** begin Material provided **

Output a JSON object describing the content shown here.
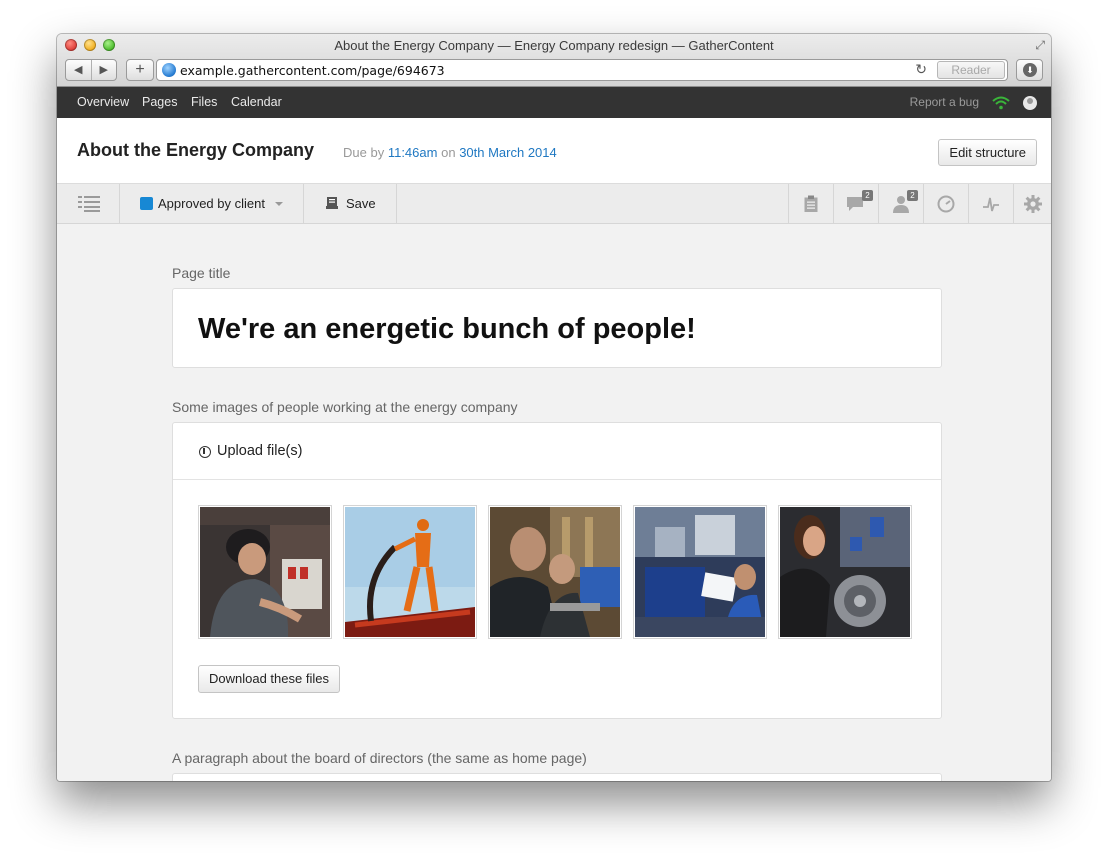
{
  "window": {
    "title": "About the Energy Company — Energy Company redesign — GatherContent",
    "url": "example.gathercontent.com/page/694673",
    "reader_label": "Reader",
    "nav_back": "◀",
    "nav_forward": "▶",
    "add_tab": "+",
    "reload": "↻"
  },
  "topnav": {
    "items": [
      "Overview",
      "Pages",
      "Files",
      "Calendar"
    ],
    "report_bug": "Report a bug"
  },
  "page": {
    "title": "About the Energy Company",
    "due_prefix": "Due by",
    "due_time": "11:46am",
    "due_on": "on",
    "due_date": "30th March 2014",
    "edit_structure": "Edit structure"
  },
  "toolbar": {
    "status_label": "Approved by client",
    "status_color": "#1788d4",
    "save_label": "Save",
    "comments_count": "2",
    "people_count": "2",
    "icons": [
      "list-icon",
      "clipboard-icon",
      "comment-icon",
      "person-icon",
      "clock-icon",
      "activity-icon",
      "gear-icon"
    ]
  },
  "fields": {
    "page_title_label": "Page title",
    "page_title_value": "We're an energetic bunch of people!",
    "images_label": "Some images of people working at the energy company",
    "upload_label": "Upload file(s)",
    "download_label": "Download these files",
    "paragraph_label": "A paragraph about the board of directors (the same as home page)"
  },
  "accent_link_color": "#1f78c2",
  "nav_bg_color": "#333333"
}
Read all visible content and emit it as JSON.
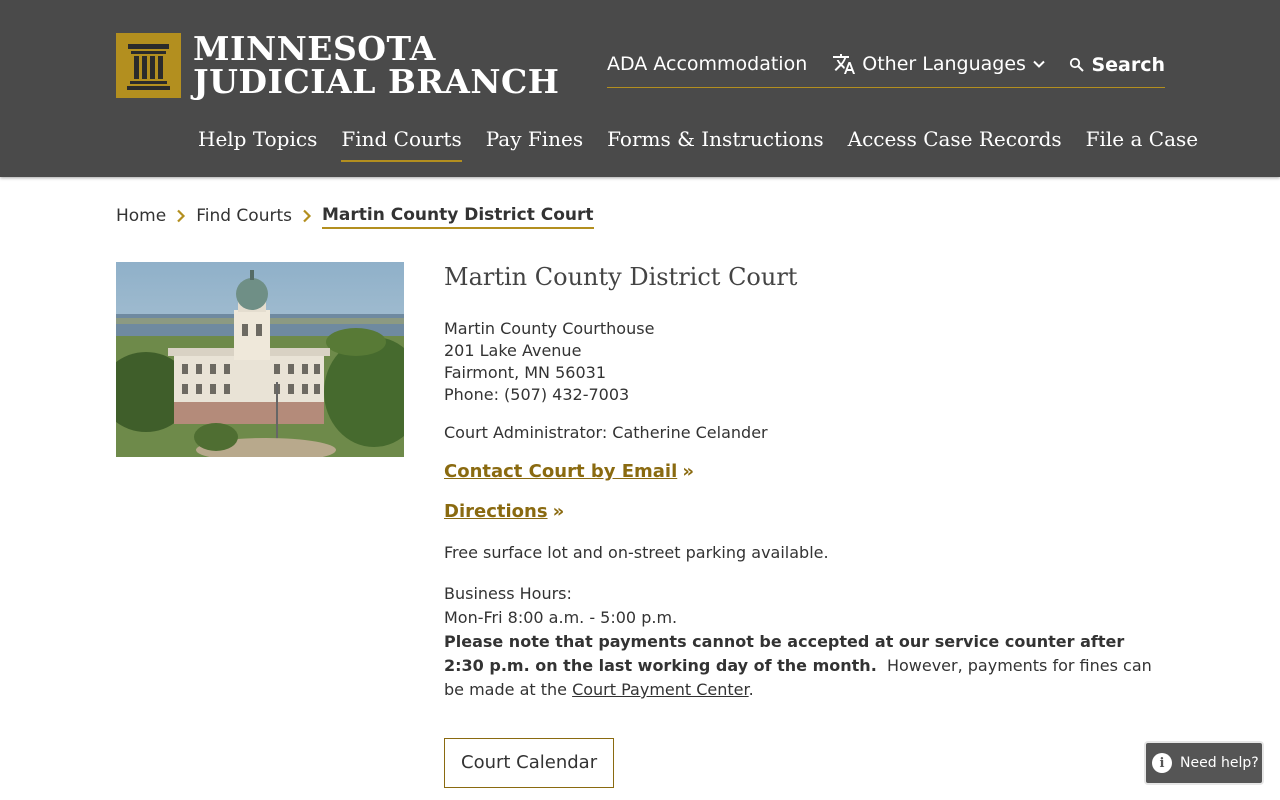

** end Material provided **

• _Given request_: Write the records out again in full, exactly, and skip every picture.

• _Task solution_:
Output a JSON object describing the content shown here.
{
  "window": {
    "title": "About the Energy Company — Energy Company redesign — GatherContent",
    "url": "example.gathercontent.com/page/694673",
    "reader_label": "Reader",
    "nav_back": "◀",
    "nav_forward": "▶",
    "add_tab": "+",
    "reload": "↻"
  },
  "topnav": {
    "items": [
      "Overview",
      "Pages",
      "Files",
      "Calendar"
    ],
    "report_bug": "Report a bug"
  },
  "page": {
    "title": "About the Energy Company",
    "due_prefix": "Due by",
    "due_time": "11:46am",
    "due_on": "on",
    "due_date": "30th March 2014",
    "edit_structure": "Edit structure"
  },
  "toolbar": {
    "status_label": "Approved by client",
    "status_color": "#1788d4",
    "save_label": "Save",
    "comments_count": "2",
    "people_count": "2",
    "icons": [
      "list-icon",
      "clipboard-icon",
      "comment-icon",
      "person-icon",
      "clock-icon",
      "activity-icon",
      "gear-icon"
    ]
  },
  "fields": {
    "page_title_label": "Page title",
    "page_title_value": "We're an energetic bunch of people!",
    "images_label": "Some images of people working at the energy company",
    "upload_label": "Upload file(s)",
    "download_label": "Download these files",
    "paragraph_label": "A paragraph about the board of directors (the same as home page)"
  },
  "accent_link_color": "#1f78c2",
  "nav_bg_color": "#333333"
}
Read all visible content and emit it as JSON.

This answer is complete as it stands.